EXERCISE INSTRUCTIONS:
Every line of the records below should be restated exactly.

ENTRIES SHOWN:
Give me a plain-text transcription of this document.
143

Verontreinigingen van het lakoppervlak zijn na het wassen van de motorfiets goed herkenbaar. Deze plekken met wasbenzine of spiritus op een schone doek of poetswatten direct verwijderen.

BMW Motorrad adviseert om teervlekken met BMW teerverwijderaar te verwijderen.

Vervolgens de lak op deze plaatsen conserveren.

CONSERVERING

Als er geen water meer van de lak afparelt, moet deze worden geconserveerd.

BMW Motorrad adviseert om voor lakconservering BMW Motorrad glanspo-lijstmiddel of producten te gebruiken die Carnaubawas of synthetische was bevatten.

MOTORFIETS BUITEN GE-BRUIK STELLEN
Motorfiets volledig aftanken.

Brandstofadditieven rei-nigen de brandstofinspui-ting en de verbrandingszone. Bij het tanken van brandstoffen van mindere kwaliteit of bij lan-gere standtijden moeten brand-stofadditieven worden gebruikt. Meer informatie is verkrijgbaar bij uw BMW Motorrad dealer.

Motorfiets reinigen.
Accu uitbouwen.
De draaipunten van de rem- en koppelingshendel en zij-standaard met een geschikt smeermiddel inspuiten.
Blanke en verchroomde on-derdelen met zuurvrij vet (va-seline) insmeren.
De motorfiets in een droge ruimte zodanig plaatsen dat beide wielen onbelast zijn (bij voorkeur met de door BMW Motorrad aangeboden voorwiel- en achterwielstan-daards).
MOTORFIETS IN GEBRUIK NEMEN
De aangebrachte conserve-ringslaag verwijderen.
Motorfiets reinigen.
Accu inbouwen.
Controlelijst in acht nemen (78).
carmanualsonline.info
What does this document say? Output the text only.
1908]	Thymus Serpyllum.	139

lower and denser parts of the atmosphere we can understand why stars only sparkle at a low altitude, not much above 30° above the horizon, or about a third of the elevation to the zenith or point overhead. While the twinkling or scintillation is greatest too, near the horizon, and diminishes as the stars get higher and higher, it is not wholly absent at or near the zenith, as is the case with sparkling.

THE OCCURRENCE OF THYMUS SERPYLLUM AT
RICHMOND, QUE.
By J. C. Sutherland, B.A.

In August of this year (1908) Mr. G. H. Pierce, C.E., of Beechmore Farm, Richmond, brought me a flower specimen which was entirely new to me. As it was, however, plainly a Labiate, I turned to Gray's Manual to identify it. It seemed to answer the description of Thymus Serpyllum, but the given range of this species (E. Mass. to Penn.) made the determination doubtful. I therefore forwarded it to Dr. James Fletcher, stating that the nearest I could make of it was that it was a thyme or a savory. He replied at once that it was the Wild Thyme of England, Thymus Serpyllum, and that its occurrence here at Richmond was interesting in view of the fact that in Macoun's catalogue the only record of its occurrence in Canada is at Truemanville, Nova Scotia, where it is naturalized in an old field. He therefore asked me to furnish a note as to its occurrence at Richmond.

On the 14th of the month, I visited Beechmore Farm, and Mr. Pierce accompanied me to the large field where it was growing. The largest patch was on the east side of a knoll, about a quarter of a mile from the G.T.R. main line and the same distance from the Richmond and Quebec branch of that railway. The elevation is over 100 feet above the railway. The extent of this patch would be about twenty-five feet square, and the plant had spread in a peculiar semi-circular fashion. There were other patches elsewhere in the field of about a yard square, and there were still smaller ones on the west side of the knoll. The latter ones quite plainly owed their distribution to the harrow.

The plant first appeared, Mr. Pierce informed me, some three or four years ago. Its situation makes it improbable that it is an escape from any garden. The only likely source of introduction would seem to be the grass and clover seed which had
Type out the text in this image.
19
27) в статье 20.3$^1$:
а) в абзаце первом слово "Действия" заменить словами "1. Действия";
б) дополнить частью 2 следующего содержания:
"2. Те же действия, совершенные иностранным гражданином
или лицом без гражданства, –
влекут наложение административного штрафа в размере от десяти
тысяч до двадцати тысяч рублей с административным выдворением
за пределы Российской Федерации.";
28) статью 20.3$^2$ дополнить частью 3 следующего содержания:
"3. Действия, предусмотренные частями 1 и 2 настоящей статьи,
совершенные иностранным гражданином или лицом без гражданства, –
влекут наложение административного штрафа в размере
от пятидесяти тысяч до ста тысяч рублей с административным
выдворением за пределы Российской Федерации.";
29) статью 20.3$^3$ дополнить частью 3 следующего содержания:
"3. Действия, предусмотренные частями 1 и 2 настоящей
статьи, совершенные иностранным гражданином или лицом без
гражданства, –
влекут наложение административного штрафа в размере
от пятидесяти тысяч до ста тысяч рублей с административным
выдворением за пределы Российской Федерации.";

RESPONSE:
Give me a plain-text transcription of this document.
143

Verontreinigingen van het lakoppervlak zijn na het wassen van de motorfiets goed herkenbaar. Deze plekken met wasbenzine of spiritus op een schone doek of poetswatten direct verwijderen.

BMW Motorrad adviseert om teervlekken met BMW teerverwijderaar te verwijderen.

Vervolgens de lak op deze plaatsen conserveren.

CONSERVERING

Als er geen water meer van de lak afparelt, moet deze worden geconserveerd.

BMW Motorrad adviseert om voor lakconservering BMW Motorrad glanspo-lijstmiddel of producten te gebruiken die Carnaubawas of synthetische was bevatten.

MOTORFIETS BUITEN GE-BRUIK STELLEN
Motorfiets volledig aftanken.

Brandstofadditieven rei-nigen de brandstofinspui-ting en de verbrandingszone. Bij het tanken van brandstoffen van mindere kwaliteit of bij lan-gere standtijden moeten brand-stofadditieven worden gebruikt. Meer informatie is verkrijgbaar bij uw BMW Motorrad dealer.

Motorfiets reinigen.
Accu uitbouwen.
De draaipunten van de rem- en koppelingshendel en zij-standaard met een geschikt smeermiddel inspuiten.
Blanke en verchroomde on-derdelen met zuurvrij vet (va-seline) insmeren.
De motorfiets in een droge ruimte zodanig plaatsen dat beide wielen onbelast zijn (bij voorkeur met de door BMW Motorrad aangeboden voorwiel- en achterwielstan-daards).
MOTORFIETS IN GEBRUIK NEMEN
De aangebrachte conserve-ringslaag verwijderen.
Motorfiets reinigen.
Accu inbouwen.
Controlelijst in acht nemen (78).
carmanualsonline.info
What does this document say? Output the text only.
1908]	Thymus Serpyllum.	139

lower and denser parts of the atmosphere we can understand why stars only sparkle at a low altitude, not much above 30° above the horizon, or about a third of the elevation to the zenith or point overhead. While the twinkling or scintillation is greatest too, near the horizon, and diminishes as the stars get higher and higher, it is not wholly absent at or near the zenith, as is the case with sparkling.

THE OCCURRENCE OF THYMUS SERPYLLUM AT
RICHMOND, QUE.
By J. C. Sutherland, B.A.

In August of this year (1908) Mr. G. H. Pierce, C.E., of Beechmore Farm, Richmond, brought me a flower specimen which was entirely new to me. As it was, however, plainly a Labiate, I turned to Gray's Manual to identify it. It seemed to answer the description of Thymus Serpyllum, but the given range of this species (E. Mass. to Penn.) made the determination doubtful. I therefore forwarded it to Dr. James Fletcher, stating that the nearest I could make of it was that it was a thyme or a savory. He replied at once that it was the Wild Thyme of England, Thymus Serpyllum, and that its occurrence here at Richmond was interesting in view of the fact that in Macoun's catalogue the only record of its occurrence in Canada is at Truemanville, Nova Scotia, where it is naturalized in an old field. He therefore asked me to furnish a note as to its occurrence at Richmond.

On the 14th of the month, I visited Beechmore Farm, and Mr. Pierce accompanied me to the large field where it was growing. The largest patch was on the east side of a knoll, about a quarter of a mile from the G.T.R. main line and the same distance from the Richmond and Quebec branch of that railway. The elevation is over 100 feet above the railway. The extent of this patch would be about twenty-five feet square, and the plant had spread in a peculiar semi-circular fashion. There were other patches elsewhere in the field of about a yard square, and there were still smaller ones on the west side of the knoll. The latter ones quite plainly owed their distribution to the harrow.

The plant first appeared, Mr. Pierce informed me, some three or four years ago. Its situation makes it improbable that it is an escape from any garden. The only likely source of introduction would seem to be the grass and clover seed which had
Type out the text in this image.
19
27) в статье 20.3$^1$:
а) в абзаце первом слово "Действия" заменить словами "1. Действия";
б) дополнить частью 2 следующего содержания:
"2. Те же действия, совершенные иностранным гражданином
или лицом без гражданства, –
влекут наложение административного штрафа в размере от десяти
тысяч до двадцати тысяч рублей с административным выдворением
за пределы Российской Федерации.";
28) статью 20.3$^2$ дополнить частью 3 следующего содержания:
"3. Действия, предусмотренные частями 1 и 2 настоящей статьи,
совершенные иностранным гражданином или лицом без гражданства, –
влекут наложение административного штрафа в размере
от пятидесяти тысяч до ста тысяч рублей с административным
выдворением за пределы Российской Федерации.";
29) статью 20.3$^3$ дополнить частью 3 следующего содержания:
"3. Действия, предусмотренные частями 1 и 2 настоящей
статьи, совершенные иностранным гражданином или лицом без
гражданства, –
влекут наложение административного штрафа в размере
от пятидесяти тысяч до ста тысяч рублей с административным
выдворением за пределы Российской Федерации.";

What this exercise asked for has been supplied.